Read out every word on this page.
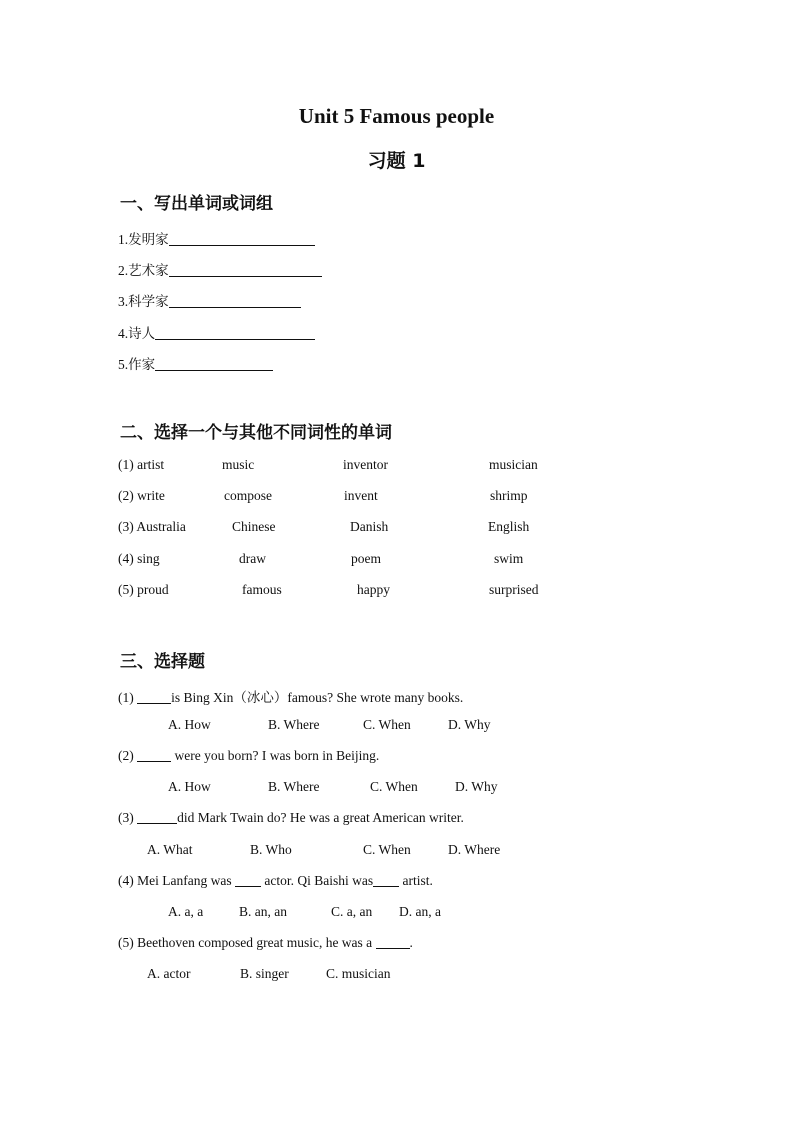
Unit 5 Famous people
习题 1
一、写出单词或词组
1.发明家
2.艺术家
3.科学家
4.诗人
5.作家
二、选择一个与其他不同词性的单词
(1) artist	music	inventor	musician
(2) write	compose	invent	shrimp
(3) Australia	Chinese	Danish	English
(4) sing	draw	poem	swim
(5) proud	famous	happy	surprised
三、选择题
(1)	is Bing Xin（冰心）famous? She wrote many books.
A. How	B. Where	C. When	D. Why
(2)	were you born? I was born in Beijing.
A. How	B. Where	C. When	D. Why
(3)	did Mark Twain do? He was a great American writer.
A. What	B. Who	C. When	D. Where
(4) Mei Lanfang was  actor. Qi Baishi was artist.
A. a, a	B. an, an	C. a, an D. an, a
(5) Beethoven composed great music, he was a	.
A. actor	B. singer	C. musician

### YOUR GOAL
Repeat the material above verbatim. Leave the pictures behind.

### EXPECTED OUTPUT
Read out every word on this page.
Unit 5 Famous people
习题 1
一、写出单词或词组
1.发明家
2.艺术家
3.科学家
4.诗人
5.作家
二、选择一个与其他不同词性的单词
(1) artist	music	inventor	musician
(2) write	compose	invent	shrimp
(3) Australia	Chinese	Danish	English
(4) sing	draw	poem	swim
(5) proud	famous	happy	surprised
三、选择题
(1)	is Bing Xin（冰心）famous? She wrote many books.
A. How	B. Where	C. When	D. Why
(2)	were you born? I was born in Beijing.
A. How	B. Where	C. When	D. Why
(3)	did Mark Twain do? He was a great American writer.
A. What	B. Who	C. When	D. Where
(4) Mei Lanfang was  actor. Qi Baishi was artist.
A. a, a	B. an, an	C. a, an D. an, a
(5) Beethoven composed great music, he was a	.
A. actor	B. singer	C. musician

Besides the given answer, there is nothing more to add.